Exercise
Return only the number of lines holding the word "this".

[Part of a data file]

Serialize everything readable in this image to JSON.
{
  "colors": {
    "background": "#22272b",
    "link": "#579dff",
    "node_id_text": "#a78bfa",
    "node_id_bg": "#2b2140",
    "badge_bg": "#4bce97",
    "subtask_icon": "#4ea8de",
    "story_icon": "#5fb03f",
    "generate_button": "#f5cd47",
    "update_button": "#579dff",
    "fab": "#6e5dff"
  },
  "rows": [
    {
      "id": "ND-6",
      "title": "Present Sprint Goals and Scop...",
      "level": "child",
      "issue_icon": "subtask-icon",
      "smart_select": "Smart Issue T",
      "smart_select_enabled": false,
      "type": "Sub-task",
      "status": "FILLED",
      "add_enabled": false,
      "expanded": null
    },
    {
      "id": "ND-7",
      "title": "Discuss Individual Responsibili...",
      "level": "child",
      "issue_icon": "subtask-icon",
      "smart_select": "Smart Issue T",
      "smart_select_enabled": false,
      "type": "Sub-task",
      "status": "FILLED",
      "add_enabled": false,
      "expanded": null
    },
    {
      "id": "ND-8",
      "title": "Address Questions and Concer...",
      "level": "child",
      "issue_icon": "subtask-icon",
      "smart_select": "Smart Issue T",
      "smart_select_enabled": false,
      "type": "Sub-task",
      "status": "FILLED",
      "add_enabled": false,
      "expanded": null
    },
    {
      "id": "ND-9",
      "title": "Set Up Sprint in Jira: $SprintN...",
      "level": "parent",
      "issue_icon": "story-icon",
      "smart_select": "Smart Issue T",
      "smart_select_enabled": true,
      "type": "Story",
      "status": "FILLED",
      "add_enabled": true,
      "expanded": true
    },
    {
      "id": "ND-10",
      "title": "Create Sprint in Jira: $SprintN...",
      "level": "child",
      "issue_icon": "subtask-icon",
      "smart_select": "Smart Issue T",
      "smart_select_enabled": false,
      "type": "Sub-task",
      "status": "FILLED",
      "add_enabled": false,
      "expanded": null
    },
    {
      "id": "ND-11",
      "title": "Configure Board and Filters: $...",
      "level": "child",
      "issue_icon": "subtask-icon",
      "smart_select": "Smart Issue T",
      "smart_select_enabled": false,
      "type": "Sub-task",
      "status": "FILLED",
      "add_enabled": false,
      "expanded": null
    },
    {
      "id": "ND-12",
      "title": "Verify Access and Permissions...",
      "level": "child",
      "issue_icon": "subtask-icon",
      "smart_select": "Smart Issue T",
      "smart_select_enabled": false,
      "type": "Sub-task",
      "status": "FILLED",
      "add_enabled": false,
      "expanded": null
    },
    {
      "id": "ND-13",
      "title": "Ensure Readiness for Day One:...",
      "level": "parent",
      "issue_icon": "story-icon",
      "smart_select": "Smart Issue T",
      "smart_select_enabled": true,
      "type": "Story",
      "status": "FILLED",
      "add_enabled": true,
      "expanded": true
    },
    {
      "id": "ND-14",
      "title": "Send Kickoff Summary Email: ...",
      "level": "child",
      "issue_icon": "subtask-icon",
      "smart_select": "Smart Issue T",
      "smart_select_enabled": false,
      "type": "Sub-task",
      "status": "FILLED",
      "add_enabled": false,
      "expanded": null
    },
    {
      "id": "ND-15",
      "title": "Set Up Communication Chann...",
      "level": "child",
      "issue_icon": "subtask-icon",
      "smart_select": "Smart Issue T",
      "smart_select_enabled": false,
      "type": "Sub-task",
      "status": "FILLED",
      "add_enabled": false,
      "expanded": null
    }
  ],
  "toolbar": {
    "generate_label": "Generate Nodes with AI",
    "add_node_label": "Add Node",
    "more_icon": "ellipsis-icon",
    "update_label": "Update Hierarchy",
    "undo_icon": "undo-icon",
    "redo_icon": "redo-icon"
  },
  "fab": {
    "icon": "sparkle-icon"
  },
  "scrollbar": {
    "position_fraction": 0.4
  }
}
---
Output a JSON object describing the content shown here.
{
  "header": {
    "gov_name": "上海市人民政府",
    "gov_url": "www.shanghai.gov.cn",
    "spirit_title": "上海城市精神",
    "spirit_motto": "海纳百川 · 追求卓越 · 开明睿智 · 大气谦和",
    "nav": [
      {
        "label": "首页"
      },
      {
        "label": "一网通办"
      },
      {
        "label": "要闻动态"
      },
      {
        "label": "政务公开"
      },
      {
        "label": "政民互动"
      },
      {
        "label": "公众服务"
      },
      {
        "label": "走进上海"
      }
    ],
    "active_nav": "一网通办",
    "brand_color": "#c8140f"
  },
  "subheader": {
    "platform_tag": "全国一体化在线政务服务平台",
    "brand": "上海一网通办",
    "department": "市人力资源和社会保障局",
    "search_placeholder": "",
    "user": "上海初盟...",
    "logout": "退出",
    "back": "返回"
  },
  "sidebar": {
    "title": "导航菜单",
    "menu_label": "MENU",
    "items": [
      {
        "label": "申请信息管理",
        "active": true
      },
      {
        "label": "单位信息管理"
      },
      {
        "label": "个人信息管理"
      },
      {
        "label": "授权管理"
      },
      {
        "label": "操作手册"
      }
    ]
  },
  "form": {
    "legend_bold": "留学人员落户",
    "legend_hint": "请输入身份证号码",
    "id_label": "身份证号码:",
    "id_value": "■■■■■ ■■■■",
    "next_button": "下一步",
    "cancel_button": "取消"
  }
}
--
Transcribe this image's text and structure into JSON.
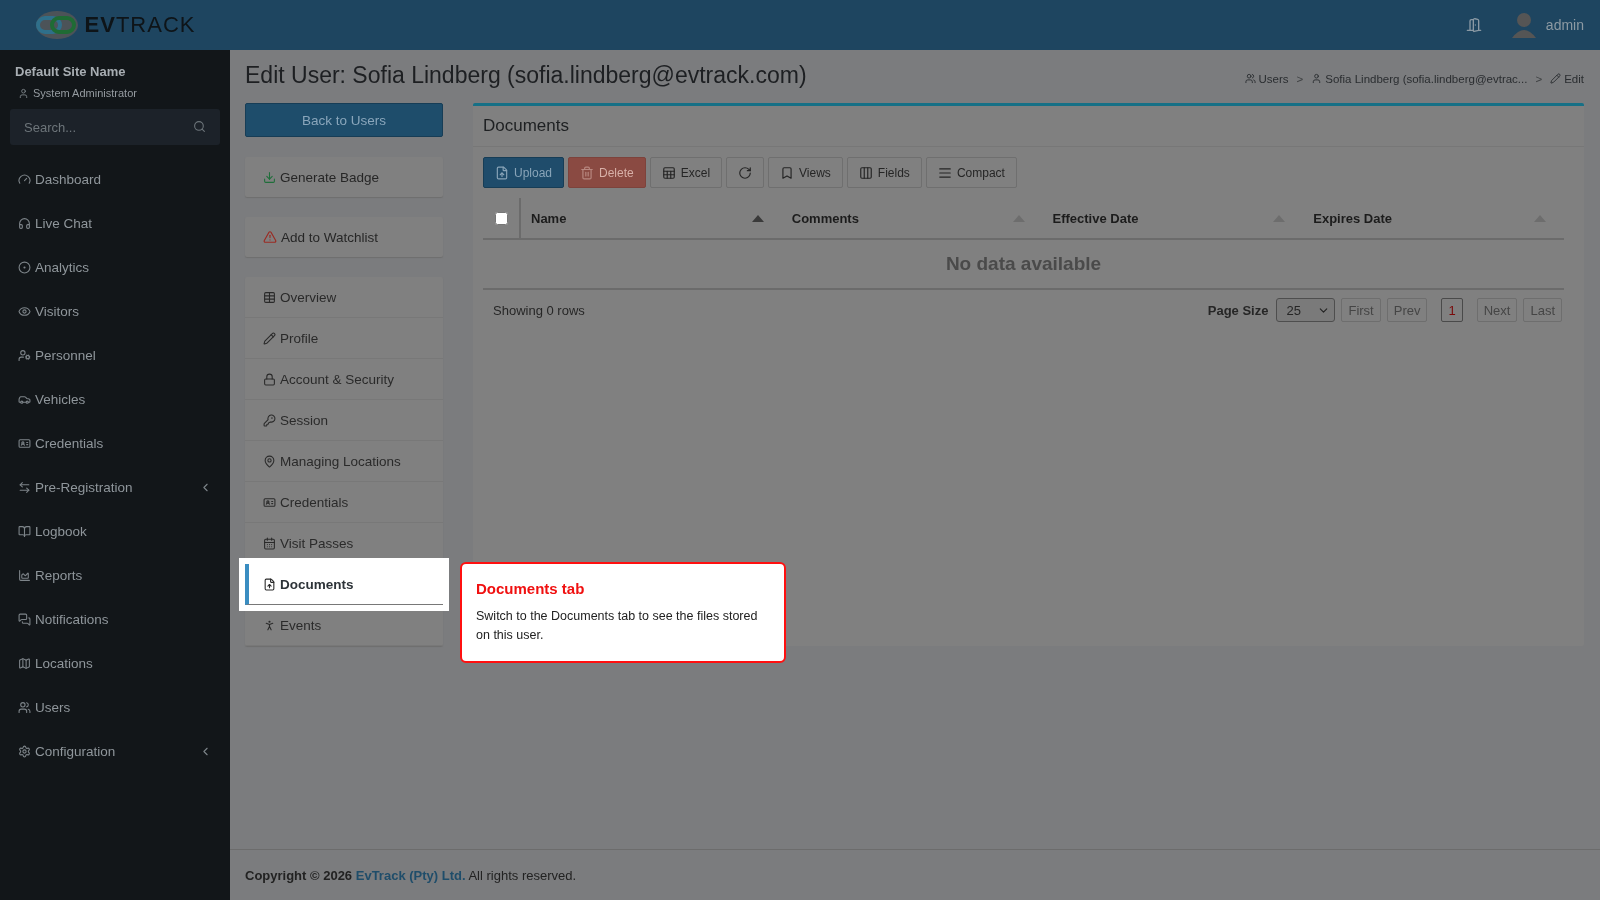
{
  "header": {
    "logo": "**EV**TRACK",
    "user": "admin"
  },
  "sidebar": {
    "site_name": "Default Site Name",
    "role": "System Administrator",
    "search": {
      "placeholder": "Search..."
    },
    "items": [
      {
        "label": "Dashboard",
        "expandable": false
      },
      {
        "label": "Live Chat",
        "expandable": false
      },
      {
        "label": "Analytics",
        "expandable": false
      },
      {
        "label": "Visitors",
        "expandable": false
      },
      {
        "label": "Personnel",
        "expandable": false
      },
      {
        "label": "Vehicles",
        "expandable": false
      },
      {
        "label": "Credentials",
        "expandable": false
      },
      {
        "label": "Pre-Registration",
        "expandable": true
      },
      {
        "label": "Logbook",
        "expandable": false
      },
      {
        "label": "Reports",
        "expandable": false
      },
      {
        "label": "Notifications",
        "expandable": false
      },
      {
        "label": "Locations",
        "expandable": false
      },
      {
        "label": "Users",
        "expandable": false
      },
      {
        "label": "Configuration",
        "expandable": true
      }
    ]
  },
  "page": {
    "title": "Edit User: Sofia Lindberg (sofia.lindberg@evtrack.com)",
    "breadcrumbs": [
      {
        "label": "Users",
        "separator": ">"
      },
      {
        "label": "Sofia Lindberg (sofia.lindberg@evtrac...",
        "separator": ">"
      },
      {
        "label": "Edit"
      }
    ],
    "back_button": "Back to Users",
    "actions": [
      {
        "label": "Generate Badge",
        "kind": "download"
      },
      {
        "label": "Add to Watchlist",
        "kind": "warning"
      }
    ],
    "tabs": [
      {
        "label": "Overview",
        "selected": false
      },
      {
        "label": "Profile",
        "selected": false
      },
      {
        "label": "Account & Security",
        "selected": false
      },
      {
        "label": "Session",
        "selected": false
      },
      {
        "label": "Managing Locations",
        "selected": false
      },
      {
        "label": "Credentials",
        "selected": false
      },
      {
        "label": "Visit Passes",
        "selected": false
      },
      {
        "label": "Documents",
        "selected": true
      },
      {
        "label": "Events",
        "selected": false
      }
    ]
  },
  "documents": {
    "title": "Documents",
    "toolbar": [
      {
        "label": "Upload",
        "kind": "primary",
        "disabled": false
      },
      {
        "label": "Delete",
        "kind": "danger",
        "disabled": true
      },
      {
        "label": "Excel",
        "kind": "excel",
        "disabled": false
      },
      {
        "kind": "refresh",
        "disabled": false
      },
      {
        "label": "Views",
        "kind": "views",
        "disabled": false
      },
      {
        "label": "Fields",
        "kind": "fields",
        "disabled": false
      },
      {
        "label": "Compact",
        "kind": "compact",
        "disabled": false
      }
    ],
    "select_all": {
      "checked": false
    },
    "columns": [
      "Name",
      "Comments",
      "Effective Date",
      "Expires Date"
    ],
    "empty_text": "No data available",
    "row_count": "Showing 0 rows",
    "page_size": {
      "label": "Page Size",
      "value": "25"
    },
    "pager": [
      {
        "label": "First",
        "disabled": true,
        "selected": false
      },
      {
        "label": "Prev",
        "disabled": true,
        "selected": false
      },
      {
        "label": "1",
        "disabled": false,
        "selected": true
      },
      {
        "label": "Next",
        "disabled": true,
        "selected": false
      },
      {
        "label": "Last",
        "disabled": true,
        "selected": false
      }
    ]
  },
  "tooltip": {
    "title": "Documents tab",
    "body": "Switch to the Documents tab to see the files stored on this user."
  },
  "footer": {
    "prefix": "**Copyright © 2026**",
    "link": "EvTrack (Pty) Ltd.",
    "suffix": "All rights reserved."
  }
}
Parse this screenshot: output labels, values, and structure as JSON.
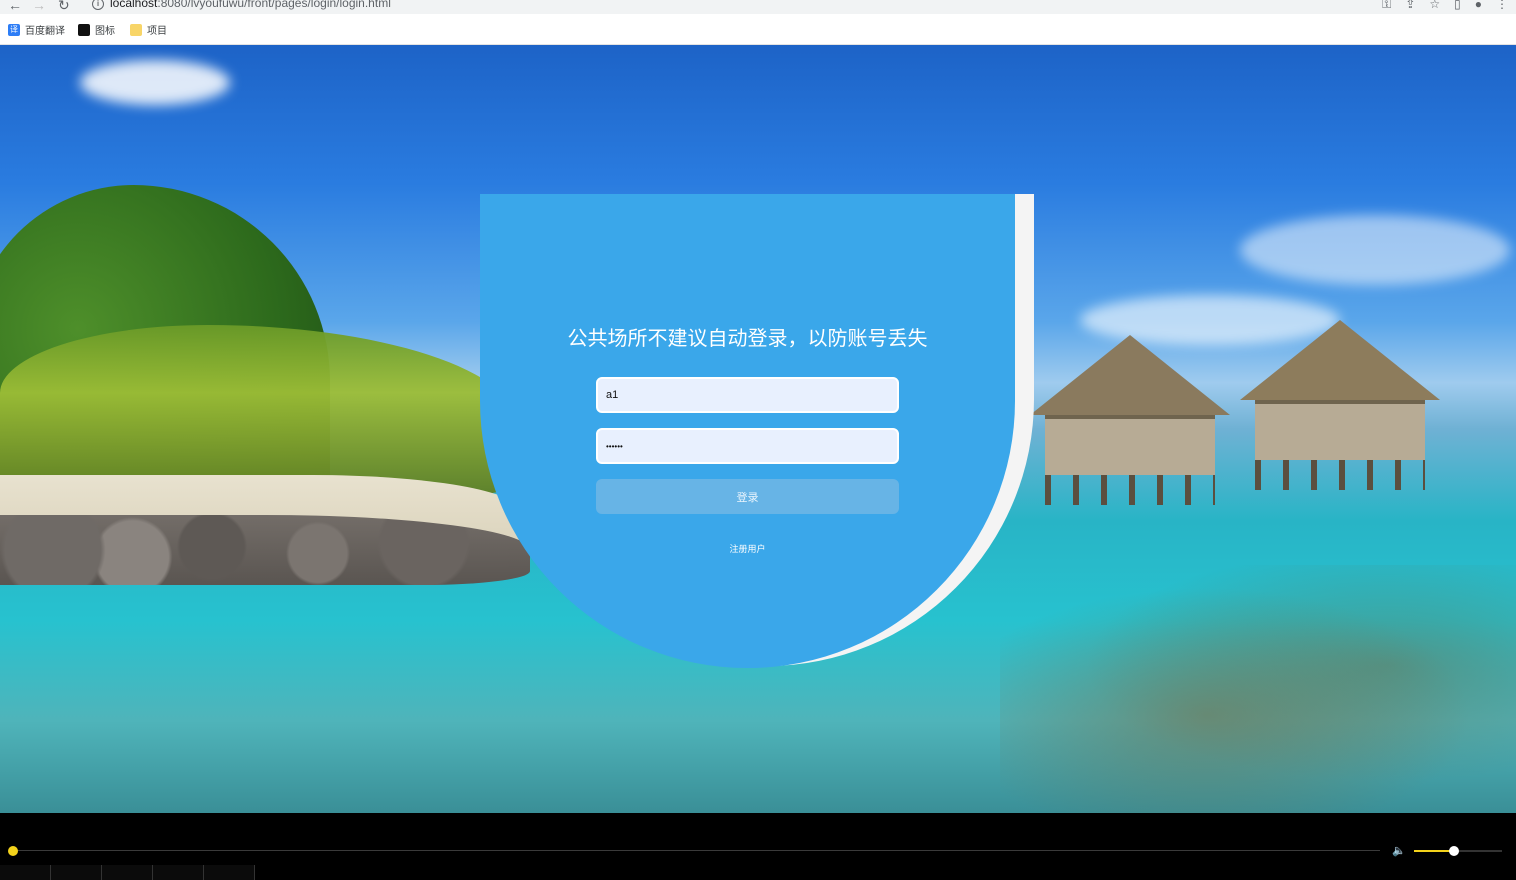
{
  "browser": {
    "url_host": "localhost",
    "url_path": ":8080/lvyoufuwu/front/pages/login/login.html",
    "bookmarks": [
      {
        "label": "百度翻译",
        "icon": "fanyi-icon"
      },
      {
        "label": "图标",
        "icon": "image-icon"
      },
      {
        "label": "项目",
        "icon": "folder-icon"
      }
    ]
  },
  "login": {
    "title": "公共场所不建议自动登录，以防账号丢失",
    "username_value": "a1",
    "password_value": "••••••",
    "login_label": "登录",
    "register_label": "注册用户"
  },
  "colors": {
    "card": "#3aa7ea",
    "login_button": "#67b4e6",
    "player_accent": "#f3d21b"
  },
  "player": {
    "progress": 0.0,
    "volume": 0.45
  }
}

Solution below
4